◆ What needs to be done ◆
Give a count of the lines below that have the string "データを" in them, with no other words.

++++ Data for the task

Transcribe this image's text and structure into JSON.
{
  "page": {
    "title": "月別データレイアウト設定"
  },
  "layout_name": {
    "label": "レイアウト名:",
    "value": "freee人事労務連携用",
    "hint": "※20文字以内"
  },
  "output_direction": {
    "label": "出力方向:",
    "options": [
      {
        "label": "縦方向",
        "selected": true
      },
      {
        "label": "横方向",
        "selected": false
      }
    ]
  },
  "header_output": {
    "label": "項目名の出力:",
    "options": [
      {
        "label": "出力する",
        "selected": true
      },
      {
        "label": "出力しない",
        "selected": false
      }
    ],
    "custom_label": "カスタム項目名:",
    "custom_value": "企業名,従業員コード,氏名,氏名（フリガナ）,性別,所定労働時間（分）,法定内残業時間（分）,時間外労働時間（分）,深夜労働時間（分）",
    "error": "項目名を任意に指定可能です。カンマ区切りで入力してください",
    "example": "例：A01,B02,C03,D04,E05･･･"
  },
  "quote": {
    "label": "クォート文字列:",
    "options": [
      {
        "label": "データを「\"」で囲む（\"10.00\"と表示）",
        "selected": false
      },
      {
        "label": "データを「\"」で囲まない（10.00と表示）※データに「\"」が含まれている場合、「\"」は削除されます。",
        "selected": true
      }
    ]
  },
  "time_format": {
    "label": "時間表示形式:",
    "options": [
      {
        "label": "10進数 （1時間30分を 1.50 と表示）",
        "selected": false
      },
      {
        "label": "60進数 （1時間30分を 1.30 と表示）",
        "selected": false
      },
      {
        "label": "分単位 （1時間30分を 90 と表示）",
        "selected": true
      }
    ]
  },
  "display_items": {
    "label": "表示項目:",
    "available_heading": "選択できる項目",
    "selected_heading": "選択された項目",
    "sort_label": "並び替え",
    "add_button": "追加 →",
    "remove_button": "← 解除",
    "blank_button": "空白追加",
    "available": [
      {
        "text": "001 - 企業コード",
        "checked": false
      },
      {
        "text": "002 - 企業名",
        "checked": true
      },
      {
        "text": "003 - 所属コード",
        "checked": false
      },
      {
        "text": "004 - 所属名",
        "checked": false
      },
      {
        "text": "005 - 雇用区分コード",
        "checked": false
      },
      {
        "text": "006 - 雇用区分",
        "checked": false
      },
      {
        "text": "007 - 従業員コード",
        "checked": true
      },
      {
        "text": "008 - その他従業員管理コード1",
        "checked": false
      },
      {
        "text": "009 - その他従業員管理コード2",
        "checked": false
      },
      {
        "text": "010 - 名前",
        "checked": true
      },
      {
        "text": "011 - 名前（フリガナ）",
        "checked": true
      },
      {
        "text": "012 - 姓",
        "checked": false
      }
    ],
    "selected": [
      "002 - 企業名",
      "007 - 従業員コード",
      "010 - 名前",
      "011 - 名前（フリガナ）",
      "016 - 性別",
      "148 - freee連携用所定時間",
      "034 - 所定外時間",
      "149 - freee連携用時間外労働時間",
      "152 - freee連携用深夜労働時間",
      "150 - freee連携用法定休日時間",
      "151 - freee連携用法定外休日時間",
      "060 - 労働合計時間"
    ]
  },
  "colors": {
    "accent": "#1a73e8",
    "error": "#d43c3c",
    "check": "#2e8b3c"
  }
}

++++++++

◆ Worked solution ◆
2